* TASK DETAILS *
Return the entries below verbatim. Pictures stay out.
[START SUPPLIED RECORDS]
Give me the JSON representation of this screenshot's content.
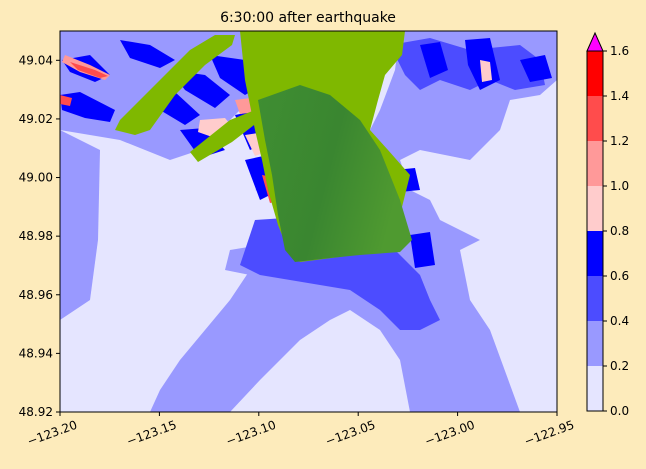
{
  "title": "6:30:00 after earthquake",
  "map": {
    "lon_range": [
      -123.2,
      -122.95
    ],
    "lat_range": [
      48.92,
      49.05
    ],
    "x_ticks": [
      {
        "value": -123.2,
        "label": "−123.20"
      },
      {
        "value": -123.15,
        "label": "−123.15"
      },
      {
        "value": -123.1,
        "label": "−123.10"
      },
      {
        "value": -123.05,
        "label": "−123.05"
      },
      {
        "value": -123.0,
        "label": "−123.00"
      },
      {
        "value": -122.95,
        "label": "−122.95"
      }
    ],
    "y_ticks": [
      {
        "value": 48.92,
        "label": "48.92"
      },
      {
        "value": 48.94,
        "label": "48.94"
      },
      {
        "value": 48.96,
        "label": "48.96"
      },
      {
        "value": 48.98,
        "label": "48.98"
      },
      {
        "value": 49.0,
        "label": "49.00"
      },
      {
        "value": 49.02,
        "label": "49.02"
      },
      {
        "value": 49.04,
        "label": "49.04"
      }
    ],
    "land_colors": {
      "land_light": "#7fb800",
      "land_dark": "#3a8a30"
    }
  },
  "colorbar": {
    "range": [
      0.0,
      1.6
    ],
    "extend": "max",
    "extend_color": "#ff00ff",
    "ticks": [
      {
        "value": 0.0,
        "label": "0.0"
      },
      {
        "value": 0.2,
        "label": "0.2"
      },
      {
        "value": 0.4,
        "label": "0.4"
      },
      {
        "value": 0.6,
        "label": "0.6"
      },
      {
        "value": 0.8,
        "label": "0.8"
      },
      {
        "value": 1.0,
        "label": "1.0"
      },
      {
        "value": 1.2,
        "label": "1.2"
      },
      {
        "value": 1.4,
        "label": "1.4"
      },
      {
        "value": 1.6,
        "label": "1.6"
      }
    ],
    "levels": [
      {
        "from": 0.0,
        "to": 0.2,
        "color": "#e5e5ff"
      },
      {
        "from": 0.2,
        "to": 0.4,
        "color": "#9999ff"
      },
      {
        "from": 0.4,
        "to": 0.6,
        "color": "#4c4cff"
      },
      {
        "from": 0.6,
        "to": 0.8,
        "color": "#0000ff"
      },
      {
        "from": 0.8,
        "to": 1.0,
        "color": "#ffcccc"
      },
      {
        "from": 1.0,
        "to": 1.2,
        "color": "#ff9999"
      },
      {
        "from": 1.2,
        "to": 1.4,
        "color": "#ff4c4c"
      },
      {
        "from": 1.4,
        "to": 1.6,
        "color": "#ff0000"
      }
    ]
  }
}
[END SUPPLIED RECORDS]
* RIGHT ANSWER *
Give me the JSON representation of this screenshot's content.
{
  "title": "6:30:00 after earthquake",
  "map": {
    "lon_range": [
      -123.2,
      -122.95
    ],
    "lat_range": [
      48.92,
      49.05
    ],
    "x_ticks": [
      {
        "value": -123.2,
        "label": "−123.20"
      },
      {
        "value": -123.15,
        "label": "−123.15"
      },
      {
        "value": -123.1,
        "label": "−123.10"
      },
      {
        "value": -123.05,
        "label": "−123.05"
      },
      {
        "value": -123.0,
        "label": "−123.00"
      },
      {
        "value": -122.95,
        "label": "−122.95"
      }
    ],
    "y_ticks": [
      {
        "value": 48.92,
        "label": "48.92"
      },
      {
        "value": 48.94,
        "label": "48.94"
      },
      {
        "value": 48.96,
        "label": "48.96"
      },
      {
        "value": 48.98,
        "label": "48.98"
      },
      {
        "value": 49.0,
        "label": "49.00"
      },
      {
        "value": 49.02,
        "label": "49.02"
      },
      {
        "value": 49.04,
        "label": "49.04"
      }
    ],
    "land_colors": {
      "land_light": "#7fb800",
      "land_dark": "#3a8a30"
    }
  },
  "colorbar": {
    "range": [
      0.0,
      1.6
    ],
    "extend": "max",
    "extend_color": "#ff00ff",
    "ticks": [
      {
        "value": 0.0,
        "label": "0.0"
      },
      {
        "value": 0.2,
        "label": "0.2"
      },
      {
        "value": 0.4,
        "label": "0.4"
      },
      {
        "value": 0.6,
        "label": "0.6"
      },
      {
        "value": 0.8,
        "label": "0.8"
      },
      {
        "value": 1.0,
        "label": "1.0"
      },
      {
        "value": 1.2,
        "label": "1.2"
      },
      {
        "value": 1.4,
        "label": "1.4"
      },
      {
        "value": 1.6,
        "label": "1.6"
      }
    ],
    "levels": [
      {
        "from": 0.0,
        "to": 0.2,
        "color": "#e5e5ff"
      },
      {
        "from": 0.2,
        "to": 0.4,
        "color": "#9999ff"
      },
      {
        "from": 0.4,
        "to": 0.6,
        "color": "#4c4cff"
      },
      {
        "from": 0.6,
        "to": 0.8,
        "color": "#0000ff"
      },
      {
        "from": 0.8,
        "to": 1.0,
        "color": "#ffcccc"
      },
      {
        "from": 1.0,
        "to": 1.2,
        "color": "#ff9999"
      },
      {
        "from": 1.2,
        "to": 1.4,
        "color": "#ff4c4c"
      },
      {
        "from": 1.4,
        "to": 1.6,
        "color": "#ff0000"
      }
    ]
  }
}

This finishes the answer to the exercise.